— Begin —

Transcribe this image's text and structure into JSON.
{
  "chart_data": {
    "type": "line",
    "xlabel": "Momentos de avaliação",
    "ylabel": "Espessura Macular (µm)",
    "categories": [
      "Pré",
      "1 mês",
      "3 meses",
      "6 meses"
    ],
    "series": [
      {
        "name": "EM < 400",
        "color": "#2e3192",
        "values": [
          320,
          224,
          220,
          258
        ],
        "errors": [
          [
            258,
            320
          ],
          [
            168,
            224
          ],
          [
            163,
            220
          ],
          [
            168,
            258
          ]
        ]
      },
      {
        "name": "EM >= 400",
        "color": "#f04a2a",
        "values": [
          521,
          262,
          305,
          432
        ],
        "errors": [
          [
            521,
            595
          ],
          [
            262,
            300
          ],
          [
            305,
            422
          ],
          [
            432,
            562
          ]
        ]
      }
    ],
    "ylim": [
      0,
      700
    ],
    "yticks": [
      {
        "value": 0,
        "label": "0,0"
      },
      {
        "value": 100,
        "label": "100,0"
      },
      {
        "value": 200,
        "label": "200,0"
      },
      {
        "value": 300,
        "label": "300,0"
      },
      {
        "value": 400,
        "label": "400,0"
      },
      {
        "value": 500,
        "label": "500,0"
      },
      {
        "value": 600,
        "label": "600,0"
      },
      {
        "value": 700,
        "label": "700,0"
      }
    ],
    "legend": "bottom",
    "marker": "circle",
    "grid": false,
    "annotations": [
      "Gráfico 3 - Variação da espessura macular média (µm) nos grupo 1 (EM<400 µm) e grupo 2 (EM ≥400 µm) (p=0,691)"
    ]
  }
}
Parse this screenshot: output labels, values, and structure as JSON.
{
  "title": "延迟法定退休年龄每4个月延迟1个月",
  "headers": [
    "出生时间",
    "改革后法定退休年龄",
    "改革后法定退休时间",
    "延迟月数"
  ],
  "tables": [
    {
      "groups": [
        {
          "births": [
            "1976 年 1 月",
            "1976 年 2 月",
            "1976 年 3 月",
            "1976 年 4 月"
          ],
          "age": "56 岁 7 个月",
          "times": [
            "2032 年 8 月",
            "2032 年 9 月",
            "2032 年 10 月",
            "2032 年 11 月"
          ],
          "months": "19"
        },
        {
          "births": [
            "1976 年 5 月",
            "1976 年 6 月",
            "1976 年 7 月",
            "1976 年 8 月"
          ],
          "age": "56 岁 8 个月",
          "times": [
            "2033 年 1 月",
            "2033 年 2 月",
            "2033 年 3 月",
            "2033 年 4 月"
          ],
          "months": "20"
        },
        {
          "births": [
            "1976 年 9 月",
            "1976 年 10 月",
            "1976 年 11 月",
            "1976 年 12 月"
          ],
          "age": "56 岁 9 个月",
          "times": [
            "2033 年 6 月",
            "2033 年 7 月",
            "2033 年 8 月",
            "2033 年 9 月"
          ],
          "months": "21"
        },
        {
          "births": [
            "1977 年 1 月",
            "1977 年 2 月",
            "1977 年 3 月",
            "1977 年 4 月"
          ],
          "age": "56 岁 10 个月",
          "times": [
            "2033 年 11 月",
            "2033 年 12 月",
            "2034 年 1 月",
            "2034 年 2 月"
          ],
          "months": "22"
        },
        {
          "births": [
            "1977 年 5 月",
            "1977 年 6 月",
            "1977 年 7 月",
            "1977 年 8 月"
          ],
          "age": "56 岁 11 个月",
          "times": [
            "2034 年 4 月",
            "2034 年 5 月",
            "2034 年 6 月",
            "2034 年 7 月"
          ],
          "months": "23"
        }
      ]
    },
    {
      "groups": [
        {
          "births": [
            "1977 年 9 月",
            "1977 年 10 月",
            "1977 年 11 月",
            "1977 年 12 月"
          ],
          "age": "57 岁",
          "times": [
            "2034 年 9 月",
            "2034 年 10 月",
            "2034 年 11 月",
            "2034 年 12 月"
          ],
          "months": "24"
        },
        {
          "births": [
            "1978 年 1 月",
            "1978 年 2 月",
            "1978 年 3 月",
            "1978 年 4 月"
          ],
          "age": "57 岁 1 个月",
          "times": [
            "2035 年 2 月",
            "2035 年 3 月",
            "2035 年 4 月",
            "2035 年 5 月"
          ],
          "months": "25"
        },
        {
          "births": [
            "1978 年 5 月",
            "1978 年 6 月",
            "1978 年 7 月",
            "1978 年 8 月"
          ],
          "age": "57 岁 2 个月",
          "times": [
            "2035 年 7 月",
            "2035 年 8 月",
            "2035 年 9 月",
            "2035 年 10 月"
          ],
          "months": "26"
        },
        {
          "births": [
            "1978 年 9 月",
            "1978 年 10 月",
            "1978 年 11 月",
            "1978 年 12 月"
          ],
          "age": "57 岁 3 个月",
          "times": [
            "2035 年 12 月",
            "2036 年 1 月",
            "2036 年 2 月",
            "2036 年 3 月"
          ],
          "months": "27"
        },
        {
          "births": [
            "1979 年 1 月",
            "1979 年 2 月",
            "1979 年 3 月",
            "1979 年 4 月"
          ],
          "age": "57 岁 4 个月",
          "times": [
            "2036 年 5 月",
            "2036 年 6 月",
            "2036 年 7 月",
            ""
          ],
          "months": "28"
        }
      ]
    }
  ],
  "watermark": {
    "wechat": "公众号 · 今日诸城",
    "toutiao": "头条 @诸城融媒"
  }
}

— End —

* [Aim of the exercise]: Type out the full listing again, exactly as given.

* [Exercise response]:
Transcribe this image's text and structure into JSON.
{
  "chart_data": {
    "type": "line",
    "xlabel": "Momentos de avaliação",
    "ylabel": "Espessura Macular (µm)",
    "categories": [
      "Pré",
      "1 mês",
      "3 meses",
      "6 meses"
    ],
    "series": [
      {
        "name": "EM < 400",
        "color": "#2e3192",
        "values": [
          320,
          224,
          220,
          258
        ],
        "errors": [
          [
            258,
            320
          ],
          [
            168,
            224
          ],
          [
            163,
            220
          ],
          [
            168,
            258
          ]
        ]
      },
      {
        "name": "EM >= 400",
        "color": "#f04a2a",
        "values": [
          521,
          262,
          305,
          432
        ],
        "errors": [
          [
            521,
            595
          ],
          [
            262,
            300
          ],
          [
            305,
            422
          ],
          [
            432,
            562
          ]
        ]
      }
    ],
    "ylim": [
      0,
      700
    ],
    "yticks": [
      {
        "value": 0,
        "label": "0,0"
      },
      {
        "value": 100,
        "label": "100,0"
      },
      {
        "value": 200,
        "label": "200,0"
      },
      {
        "value": 300,
        "label": "300,0"
      },
      {
        "value": 400,
        "label": "400,0"
      },
      {
        "value": 500,
        "label": "500,0"
      },
      {
        "value": 600,
        "label": "600,0"
      },
      {
        "value": 700,
        "label": "700,0"
      }
    ],
    "legend": "bottom",
    "marker": "circle",
    "grid": false,
    "annotations": [
      "Gráfico 3 - Variação da espessura macular média (µm) nos grupo 1 (EM<400 µm) e grupo 2 (EM ≥400 µm) (p=0,691)"
    ]
  }
}
Parse this screenshot: output labels, values, and structure as JSON.
{
  "title": "延迟法定退休年龄每4个月延迟1个月",
  "headers": [
    "出生时间",
    "改革后法定退休年龄",
    "改革后法定退休时间",
    "延迟月数"
  ],
  "tables": [
    {
      "groups": [
        {
          "births": [
            "1976 年 1 月",
            "1976 年 2 月",
            "1976 年 3 月",
            "1976 年 4 月"
          ],
          "age": "56 岁 7 个月",
          "times": [
            "2032 年 8 月",
            "2032 年 9 月",
            "2032 年 10 月",
            "2032 年 11 月"
          ],
          "months": "19"
        },
        {
          "births": [
            "1976 年 5 月",
            "1976 年 6 月",
            "1976 年 7 月",
            "1976 年 8 月"
          ],
          "age": "56 岁 8 个月",
          "times": [
            "2033 年 1 月",
            "2033 年 2 月",
            "2033 年 3 月",
            "2033 年 4 月"
          ],
          "months": "20"
        },
        {
          "births": [
            "1976 年 9 月",
            "1976 年 10 月",
            "1976 年 11 月",
            "1976 年 12 月"
          ],
          "age": "56 岁 9 个月",
          "times": [
            "2033 年 6 月",
            "2033 年 7 月",
            "2033 年 8 月",
            "2033 年 9 月"
          ],
          "months": "21"
        },
        {
          "births": [
            "1977 年 1 月",
            "1977 年 2 月",
            "1977 年 3 月",
            "1977 年 4 月"
          ],
          "age": "56 岁 10 个月",
          "times": [
            "2033 年 11 月",
            "2033 年 12 月",
            "2034 年 1 月",
            "2034 年 2 月"
          ],
          "months": "22"
        },
        {
          "births": [
            "1977 年 5 月",
            "1977 年 6 月",
            "1977 年 7 月",
            "1977 年 8 月"
          ],
          "age": "56 岁 11 个月",
          "times": [
            "2034 年 4 月",
            "2034 年 5 月",
            "2034 年 6 月",
            "2034 年 7 月"
          ],
          "months": "23"
        }
      ]
    },
    {
      "groups": [
        {
          "births": [
            "1977 年 9 月",
            "1977 年 10 月",
            "1977 年 11 月",
            "1977 年 12 月"
          ],
          "age": "57 岁",
          "times": [
            "2034 年 9 月",
            "2034 年 10 月",
            "2034 年 11 月",
            "2034 年 12 月"
          ],
          "months": "24"
        },
        {
          "births": [
            "1978 年 1 月",
            "1978 年 2 月",
            "1978 年 3 月",
            "1978 年 4 月"
          ],
          "age": "57 岁 1 个月",
          "times": [
            "2035 年 2 月",
            "2035 年 3 月",
            "2035 年 4 月",
            "2035 年 5 月"
          ],
          "months": "25"
        },
        {
          "births": [
            "1978 年 5 月",
            "1978 年 6 月",
            "1978 年 7 月",
            "1978 年 8 月"
          ],
          "age": "57 岁 2 个月",
          "times": [
            "2035 年 7 月",
            "2035 年 8 月",
            "2035 年 9 月",
            "2035 年 10 月"
          ],
          "months": "26"
        },
        {
          "births": [
            "1978 年 9 月",
            "1978 年 10 月",
            "1978 年 11 月",
            "1978 年 12 月"
          ],
          "age": "57 岁 3 个月",
          "times": [
            "2035 年 12 月",
            "2036 年 1 月",
            "2036 年 2 月",
            "2036 年 3 月"
          ],
          "months": "27"
        },
        {
          "births": [
            "1979 年 1 月",
            "1979 年 2 月",
            "1979 年 3 月",
            "1979 年 4 月"
          ],
          "age": "57 岁 4 个月",
          "times": [
            "2036 年 5 月",
            "2036 年 6 月",
            "2036 年 7 月",
            ""
          ],
          "months": "28"
        }
      ]
    }
  ],
  "watermark": {
    "wechat": "公众号 · 今日诸城",
    "toutiao": "头条 @诸城融媒"
  }
}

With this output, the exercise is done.